• _Directions for this task_
Show every line containing "этот" by copying it.
# # # # #
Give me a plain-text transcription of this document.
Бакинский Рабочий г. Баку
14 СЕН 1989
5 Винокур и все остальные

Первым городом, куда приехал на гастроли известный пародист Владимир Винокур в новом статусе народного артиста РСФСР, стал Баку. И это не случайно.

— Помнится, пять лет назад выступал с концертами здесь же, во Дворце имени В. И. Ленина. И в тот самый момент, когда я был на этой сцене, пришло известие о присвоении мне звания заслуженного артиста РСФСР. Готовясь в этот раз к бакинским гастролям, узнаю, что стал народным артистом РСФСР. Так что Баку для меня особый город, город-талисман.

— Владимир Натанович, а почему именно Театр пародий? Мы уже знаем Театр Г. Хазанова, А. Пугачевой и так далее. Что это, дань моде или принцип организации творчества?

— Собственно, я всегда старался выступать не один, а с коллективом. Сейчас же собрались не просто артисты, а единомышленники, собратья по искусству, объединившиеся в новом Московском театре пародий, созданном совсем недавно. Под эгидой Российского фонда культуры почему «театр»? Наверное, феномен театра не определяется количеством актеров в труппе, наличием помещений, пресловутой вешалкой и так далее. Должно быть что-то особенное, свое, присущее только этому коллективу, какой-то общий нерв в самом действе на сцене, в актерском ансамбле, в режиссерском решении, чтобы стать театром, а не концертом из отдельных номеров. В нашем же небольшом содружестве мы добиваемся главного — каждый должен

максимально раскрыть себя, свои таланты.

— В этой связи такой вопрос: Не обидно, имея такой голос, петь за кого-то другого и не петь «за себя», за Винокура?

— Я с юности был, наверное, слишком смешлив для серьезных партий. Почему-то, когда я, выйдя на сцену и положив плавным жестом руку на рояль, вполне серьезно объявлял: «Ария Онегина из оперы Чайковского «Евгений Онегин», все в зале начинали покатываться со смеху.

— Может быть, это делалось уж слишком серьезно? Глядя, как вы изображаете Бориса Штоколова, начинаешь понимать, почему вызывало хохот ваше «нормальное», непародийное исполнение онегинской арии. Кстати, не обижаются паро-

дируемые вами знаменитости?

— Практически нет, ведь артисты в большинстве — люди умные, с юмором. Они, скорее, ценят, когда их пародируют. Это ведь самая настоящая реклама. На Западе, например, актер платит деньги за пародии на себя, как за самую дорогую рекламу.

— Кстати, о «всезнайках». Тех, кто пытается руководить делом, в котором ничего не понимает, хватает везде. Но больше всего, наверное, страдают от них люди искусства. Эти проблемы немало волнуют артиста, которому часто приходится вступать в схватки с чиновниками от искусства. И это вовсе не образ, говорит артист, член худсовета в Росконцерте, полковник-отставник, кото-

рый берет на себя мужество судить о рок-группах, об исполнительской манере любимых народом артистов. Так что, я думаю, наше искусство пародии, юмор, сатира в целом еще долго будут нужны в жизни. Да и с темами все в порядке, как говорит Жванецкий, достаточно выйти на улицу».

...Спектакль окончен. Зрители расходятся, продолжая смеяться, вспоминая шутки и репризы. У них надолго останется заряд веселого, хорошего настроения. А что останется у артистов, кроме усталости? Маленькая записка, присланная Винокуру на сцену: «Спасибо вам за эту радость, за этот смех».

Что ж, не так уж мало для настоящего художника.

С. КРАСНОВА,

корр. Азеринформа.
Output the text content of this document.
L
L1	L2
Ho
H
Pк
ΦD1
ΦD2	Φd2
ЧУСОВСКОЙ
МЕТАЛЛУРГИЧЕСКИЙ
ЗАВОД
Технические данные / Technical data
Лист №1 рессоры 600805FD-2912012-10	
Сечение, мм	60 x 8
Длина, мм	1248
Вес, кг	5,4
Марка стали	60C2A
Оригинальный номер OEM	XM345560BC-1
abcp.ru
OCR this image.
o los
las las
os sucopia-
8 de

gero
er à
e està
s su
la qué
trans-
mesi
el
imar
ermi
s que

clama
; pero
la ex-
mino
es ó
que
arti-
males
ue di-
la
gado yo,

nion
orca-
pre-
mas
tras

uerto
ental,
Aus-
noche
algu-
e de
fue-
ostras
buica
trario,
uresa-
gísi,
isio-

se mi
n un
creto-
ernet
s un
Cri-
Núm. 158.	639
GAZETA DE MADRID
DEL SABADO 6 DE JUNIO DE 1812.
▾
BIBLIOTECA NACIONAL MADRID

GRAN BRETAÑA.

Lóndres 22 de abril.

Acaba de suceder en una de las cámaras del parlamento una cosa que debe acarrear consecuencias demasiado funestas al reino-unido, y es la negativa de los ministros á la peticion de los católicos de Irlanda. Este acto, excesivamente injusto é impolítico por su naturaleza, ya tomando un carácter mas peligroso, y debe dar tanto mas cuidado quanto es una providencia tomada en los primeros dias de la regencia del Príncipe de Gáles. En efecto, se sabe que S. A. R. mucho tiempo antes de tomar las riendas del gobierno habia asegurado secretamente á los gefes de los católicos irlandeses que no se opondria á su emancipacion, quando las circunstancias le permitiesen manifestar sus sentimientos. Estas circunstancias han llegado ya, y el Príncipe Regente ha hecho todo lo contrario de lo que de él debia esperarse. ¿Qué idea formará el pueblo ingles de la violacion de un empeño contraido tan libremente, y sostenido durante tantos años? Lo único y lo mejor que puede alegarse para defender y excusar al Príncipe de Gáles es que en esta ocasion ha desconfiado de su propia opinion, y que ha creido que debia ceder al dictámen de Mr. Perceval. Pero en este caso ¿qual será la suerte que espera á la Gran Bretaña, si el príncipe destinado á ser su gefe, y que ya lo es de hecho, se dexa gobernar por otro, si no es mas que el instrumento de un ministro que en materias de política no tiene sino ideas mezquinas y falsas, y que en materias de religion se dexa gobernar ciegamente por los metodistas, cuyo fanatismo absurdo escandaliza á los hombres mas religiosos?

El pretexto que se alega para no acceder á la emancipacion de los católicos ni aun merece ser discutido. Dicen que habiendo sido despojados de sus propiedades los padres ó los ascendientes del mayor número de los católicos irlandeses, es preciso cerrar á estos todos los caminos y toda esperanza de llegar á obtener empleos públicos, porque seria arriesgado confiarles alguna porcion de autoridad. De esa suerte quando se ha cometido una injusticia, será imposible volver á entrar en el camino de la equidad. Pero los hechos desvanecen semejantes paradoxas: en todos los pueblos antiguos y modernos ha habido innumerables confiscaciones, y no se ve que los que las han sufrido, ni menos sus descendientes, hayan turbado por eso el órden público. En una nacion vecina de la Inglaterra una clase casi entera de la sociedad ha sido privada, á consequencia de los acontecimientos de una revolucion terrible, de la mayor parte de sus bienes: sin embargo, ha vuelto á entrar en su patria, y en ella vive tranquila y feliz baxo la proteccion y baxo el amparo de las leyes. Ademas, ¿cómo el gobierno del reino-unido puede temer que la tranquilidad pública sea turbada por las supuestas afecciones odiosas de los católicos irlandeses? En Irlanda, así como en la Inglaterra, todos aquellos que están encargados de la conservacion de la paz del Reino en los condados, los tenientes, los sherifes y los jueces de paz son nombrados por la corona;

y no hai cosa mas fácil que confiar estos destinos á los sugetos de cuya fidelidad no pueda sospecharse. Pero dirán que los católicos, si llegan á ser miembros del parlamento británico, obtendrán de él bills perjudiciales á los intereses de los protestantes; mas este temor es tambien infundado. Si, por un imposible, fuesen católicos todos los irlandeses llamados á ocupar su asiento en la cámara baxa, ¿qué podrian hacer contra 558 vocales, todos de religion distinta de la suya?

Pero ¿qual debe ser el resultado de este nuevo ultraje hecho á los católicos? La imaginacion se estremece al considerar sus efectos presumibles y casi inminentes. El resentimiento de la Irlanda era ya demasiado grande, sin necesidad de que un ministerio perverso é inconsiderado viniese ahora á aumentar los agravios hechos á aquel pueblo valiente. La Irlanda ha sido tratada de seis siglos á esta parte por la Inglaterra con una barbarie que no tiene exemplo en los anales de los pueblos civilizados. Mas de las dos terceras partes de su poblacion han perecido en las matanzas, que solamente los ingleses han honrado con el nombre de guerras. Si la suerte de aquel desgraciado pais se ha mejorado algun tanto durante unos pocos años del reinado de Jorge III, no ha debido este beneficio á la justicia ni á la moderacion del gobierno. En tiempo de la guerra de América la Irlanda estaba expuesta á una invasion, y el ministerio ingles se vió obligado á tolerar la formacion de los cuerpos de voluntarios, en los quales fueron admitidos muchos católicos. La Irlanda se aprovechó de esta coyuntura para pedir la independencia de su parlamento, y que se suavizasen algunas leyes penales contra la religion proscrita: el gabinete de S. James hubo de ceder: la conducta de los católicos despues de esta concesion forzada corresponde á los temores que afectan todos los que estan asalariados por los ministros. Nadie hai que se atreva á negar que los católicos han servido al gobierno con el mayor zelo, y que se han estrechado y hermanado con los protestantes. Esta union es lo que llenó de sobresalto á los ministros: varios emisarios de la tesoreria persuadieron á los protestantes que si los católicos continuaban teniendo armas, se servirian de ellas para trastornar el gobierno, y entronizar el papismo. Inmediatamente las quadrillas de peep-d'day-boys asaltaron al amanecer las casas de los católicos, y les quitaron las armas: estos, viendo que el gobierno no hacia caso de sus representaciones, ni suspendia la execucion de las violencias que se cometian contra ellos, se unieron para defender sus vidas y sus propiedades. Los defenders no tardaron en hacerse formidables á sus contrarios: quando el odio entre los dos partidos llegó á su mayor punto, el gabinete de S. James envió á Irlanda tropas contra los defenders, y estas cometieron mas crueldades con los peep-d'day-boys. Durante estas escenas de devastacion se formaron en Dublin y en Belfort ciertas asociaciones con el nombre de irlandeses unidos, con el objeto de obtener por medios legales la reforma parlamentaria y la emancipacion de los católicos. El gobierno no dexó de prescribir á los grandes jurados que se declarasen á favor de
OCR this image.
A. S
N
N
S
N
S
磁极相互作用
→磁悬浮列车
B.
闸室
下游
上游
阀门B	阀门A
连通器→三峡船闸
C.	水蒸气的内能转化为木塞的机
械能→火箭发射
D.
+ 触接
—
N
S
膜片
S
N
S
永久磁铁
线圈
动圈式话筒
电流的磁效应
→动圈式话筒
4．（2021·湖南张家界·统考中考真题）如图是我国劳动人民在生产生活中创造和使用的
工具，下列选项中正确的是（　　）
# # # # #
• _Exercise response_
— Помнится, пять лет назад выступал с концертами здесь же, во Дворце имени В. И. Ленина. И в тот самый момент, когда я был на этой сцене, пришло известие о присвоении мне звания заслуженного артиста РСФСР. Готовясь в этот раз к бакинским гастролям, узнаю, что стал народным артистом РСФСР. Так что Баку для меня особый город, город-талисман.
...Спектакль окончен. Зрители расходятся, продолжая смеяться, вспоминая шутки и репризы. У них надолго останется заряд веселого, хорошего настроения. А что останется у артистов, кроме усталости? Маленькая записка, присланная Винокуру на сцену: «Спасибо вам за эту радость, за этот смех».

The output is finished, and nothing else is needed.